• [Task description]:
Please show every line in the entries below that includes the word "diagnostic".

Transcript data for document pages
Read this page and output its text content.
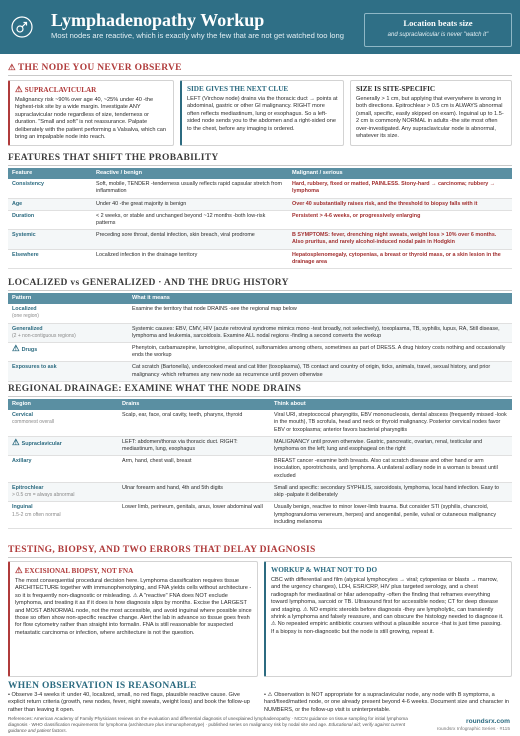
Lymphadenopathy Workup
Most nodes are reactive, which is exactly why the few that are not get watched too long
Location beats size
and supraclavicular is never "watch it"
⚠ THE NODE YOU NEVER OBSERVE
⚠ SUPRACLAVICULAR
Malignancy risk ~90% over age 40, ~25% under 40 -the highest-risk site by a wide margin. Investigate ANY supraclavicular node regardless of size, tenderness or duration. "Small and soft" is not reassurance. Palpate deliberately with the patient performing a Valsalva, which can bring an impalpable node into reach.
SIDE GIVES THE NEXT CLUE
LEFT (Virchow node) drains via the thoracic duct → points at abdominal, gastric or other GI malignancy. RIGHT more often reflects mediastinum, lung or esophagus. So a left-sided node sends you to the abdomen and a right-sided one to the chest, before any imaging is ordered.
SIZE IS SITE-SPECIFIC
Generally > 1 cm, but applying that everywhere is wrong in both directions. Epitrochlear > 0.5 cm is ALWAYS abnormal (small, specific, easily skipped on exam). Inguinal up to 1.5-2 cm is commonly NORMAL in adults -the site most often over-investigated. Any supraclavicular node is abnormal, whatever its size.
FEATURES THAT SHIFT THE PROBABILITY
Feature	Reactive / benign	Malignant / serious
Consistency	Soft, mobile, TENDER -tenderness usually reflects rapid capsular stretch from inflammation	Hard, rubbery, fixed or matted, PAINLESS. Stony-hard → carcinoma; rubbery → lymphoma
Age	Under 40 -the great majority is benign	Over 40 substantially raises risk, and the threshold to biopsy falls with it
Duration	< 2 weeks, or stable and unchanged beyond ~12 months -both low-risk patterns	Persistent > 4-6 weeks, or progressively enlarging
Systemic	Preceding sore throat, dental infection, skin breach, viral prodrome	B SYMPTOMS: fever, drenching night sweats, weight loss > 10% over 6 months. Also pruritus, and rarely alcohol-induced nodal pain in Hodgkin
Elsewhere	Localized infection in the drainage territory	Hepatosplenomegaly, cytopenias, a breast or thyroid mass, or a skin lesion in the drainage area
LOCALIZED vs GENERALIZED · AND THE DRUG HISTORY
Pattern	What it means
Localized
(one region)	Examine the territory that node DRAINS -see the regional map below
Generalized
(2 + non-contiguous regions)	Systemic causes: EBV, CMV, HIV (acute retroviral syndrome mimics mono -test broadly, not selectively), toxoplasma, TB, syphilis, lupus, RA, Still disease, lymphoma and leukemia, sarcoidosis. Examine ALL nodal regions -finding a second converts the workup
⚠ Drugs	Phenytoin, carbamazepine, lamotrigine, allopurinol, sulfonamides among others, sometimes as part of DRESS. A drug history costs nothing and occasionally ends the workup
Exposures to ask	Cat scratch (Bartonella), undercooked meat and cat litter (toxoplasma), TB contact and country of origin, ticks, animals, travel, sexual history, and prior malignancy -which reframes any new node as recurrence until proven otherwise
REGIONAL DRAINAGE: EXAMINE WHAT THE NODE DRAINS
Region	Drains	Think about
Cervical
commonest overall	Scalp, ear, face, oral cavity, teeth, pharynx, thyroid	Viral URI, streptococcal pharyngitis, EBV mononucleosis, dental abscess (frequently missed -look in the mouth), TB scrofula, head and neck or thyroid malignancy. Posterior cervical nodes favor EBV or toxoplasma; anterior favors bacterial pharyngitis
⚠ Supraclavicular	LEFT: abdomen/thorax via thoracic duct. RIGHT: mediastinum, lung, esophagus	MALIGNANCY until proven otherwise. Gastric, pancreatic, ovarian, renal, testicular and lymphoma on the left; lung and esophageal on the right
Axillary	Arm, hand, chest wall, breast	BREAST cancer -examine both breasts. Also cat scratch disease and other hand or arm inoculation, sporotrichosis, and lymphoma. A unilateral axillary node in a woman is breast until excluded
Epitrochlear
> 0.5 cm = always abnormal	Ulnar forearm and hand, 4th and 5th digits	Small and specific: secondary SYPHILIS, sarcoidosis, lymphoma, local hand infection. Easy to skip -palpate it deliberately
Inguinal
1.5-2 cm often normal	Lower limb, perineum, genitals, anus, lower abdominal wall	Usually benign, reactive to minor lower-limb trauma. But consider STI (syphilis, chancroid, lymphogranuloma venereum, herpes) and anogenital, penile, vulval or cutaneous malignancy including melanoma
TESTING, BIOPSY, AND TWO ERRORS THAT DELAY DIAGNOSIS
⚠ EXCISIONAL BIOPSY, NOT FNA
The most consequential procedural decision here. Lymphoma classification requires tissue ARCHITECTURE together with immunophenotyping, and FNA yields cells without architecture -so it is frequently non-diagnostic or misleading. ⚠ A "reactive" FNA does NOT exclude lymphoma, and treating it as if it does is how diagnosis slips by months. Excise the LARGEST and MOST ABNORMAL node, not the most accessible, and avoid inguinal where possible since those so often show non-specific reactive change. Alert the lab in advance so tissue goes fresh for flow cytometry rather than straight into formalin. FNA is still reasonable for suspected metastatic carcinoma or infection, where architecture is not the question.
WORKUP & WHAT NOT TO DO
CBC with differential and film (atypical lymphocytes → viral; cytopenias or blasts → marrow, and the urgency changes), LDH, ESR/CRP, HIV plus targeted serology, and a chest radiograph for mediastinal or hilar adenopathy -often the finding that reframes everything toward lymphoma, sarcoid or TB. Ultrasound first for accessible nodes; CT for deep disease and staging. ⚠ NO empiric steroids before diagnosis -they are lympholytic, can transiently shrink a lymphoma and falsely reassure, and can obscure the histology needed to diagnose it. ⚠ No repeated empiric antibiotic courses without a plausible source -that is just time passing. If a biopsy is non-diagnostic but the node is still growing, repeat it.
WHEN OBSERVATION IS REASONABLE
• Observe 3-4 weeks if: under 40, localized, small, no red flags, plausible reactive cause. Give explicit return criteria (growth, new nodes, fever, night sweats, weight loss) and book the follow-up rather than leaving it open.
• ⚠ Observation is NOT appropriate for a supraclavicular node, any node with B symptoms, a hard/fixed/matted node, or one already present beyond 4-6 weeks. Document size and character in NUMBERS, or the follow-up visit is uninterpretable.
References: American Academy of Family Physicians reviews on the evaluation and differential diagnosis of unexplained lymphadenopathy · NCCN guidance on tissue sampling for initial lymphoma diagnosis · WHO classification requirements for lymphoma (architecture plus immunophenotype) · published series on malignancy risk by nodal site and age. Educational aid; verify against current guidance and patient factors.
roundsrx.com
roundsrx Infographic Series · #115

...

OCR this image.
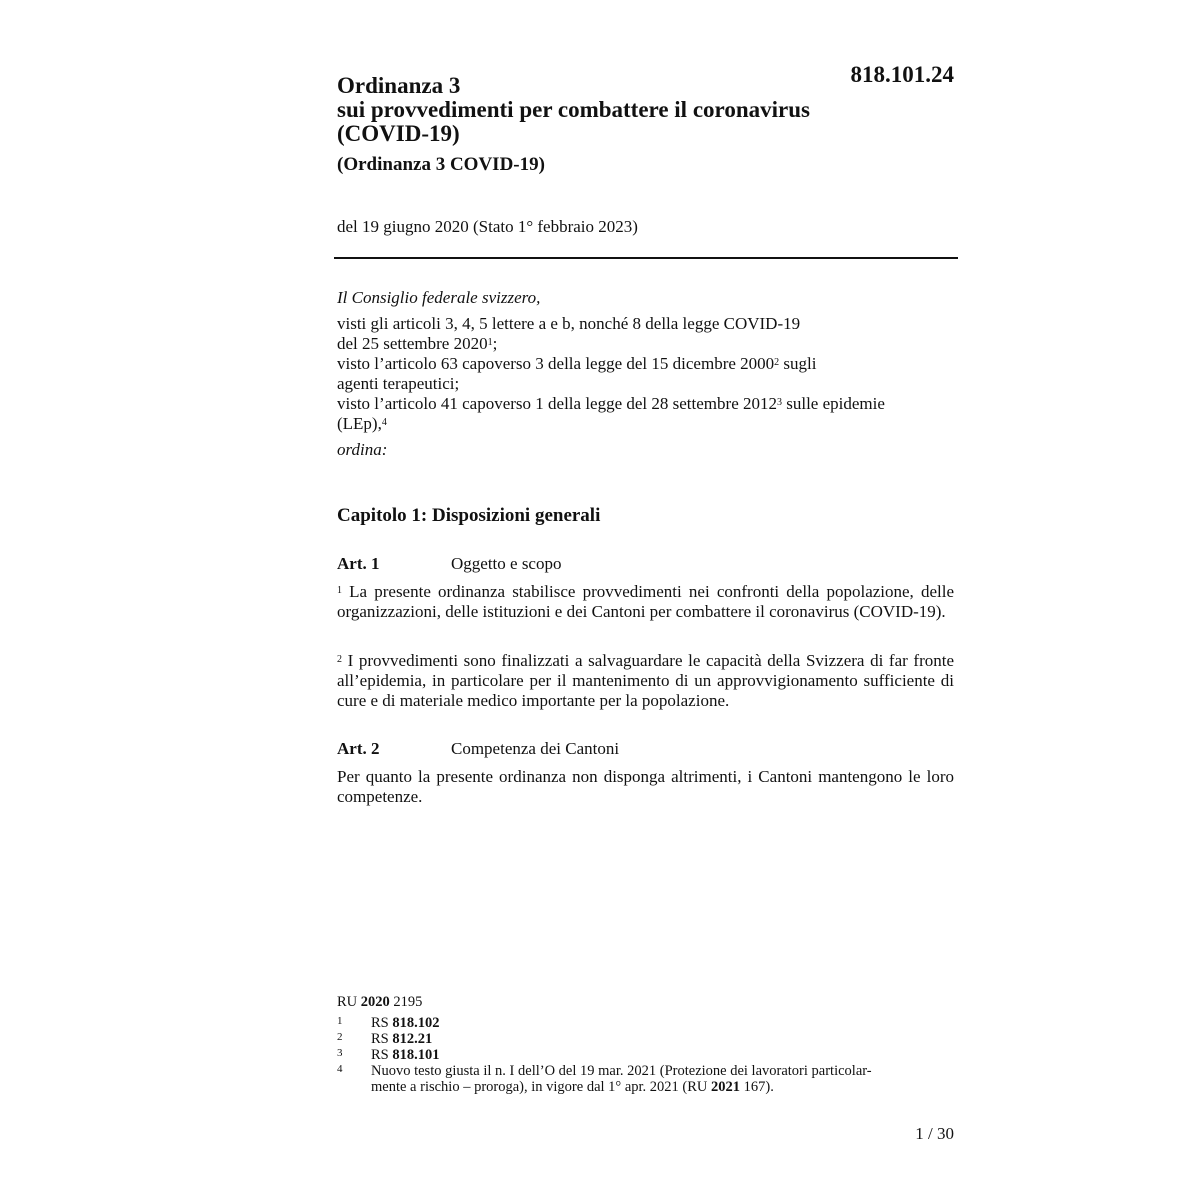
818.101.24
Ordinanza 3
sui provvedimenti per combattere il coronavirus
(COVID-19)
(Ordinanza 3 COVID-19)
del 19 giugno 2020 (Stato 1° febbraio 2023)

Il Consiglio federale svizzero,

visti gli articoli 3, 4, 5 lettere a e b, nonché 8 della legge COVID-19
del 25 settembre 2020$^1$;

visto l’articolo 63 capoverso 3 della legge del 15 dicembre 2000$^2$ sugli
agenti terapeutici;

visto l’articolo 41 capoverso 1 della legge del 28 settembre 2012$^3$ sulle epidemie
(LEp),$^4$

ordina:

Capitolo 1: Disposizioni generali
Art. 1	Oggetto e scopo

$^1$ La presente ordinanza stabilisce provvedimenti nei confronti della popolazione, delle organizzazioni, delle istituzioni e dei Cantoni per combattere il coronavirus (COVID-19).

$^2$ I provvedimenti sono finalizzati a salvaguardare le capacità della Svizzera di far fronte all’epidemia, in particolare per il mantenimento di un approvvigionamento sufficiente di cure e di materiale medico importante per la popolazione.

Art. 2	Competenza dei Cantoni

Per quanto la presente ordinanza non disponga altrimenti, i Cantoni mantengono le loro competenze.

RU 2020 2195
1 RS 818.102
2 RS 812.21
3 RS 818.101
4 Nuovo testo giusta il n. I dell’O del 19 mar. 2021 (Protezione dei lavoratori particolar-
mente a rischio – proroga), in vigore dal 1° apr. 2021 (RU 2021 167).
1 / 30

• [Response to this exercise]:
The most consequential procedural decision here. Lymphoma classification requires tissue ARCHITECTURE together with immunophenotyping, and FNA yields cells without architecture -so it is frequently non-diagnostic or misleading. ⚠ A "reactive" FNA does NOT exclude lymphoma, and treating it as if it does is how diagnosis slips by months. Excise the LARGEST and MOST ABNORMAL node, not the most accessible, and avoid inguinal where possible since those so often show non-specific reactive change. Alert the lab in advance so tissue goes fresh for flow cytometry rather than straight into formalin. FNA is still reasonable for suspected metastatic carcinoma or infection, where architecture is not the question.
CBC with differential and film (atypical lymphocytes → viral; cytopenias or blasts → marrow, and the urgency changes), LDH, ESR/CRP, HIV plus targeted serology, and a chest radiograph for mediastinal or hilar adenopathy -often the finding that reframes everything toward lymphoma, sarcoid or TB. Ultrasound first for accessible nodes; CT for deep disease and staging. ⚠ NO empiric steroids before diagnosis -they are lympholytic, can transiently shrink a lymphoma and falsely reassure, and can obscure the histology needed to diagnose it. ⚠ No repeated empiric antibiotic courses without a plausible source -that is just time passing. If a biopsy is non-diagnostic but the node is still growing, repeat it.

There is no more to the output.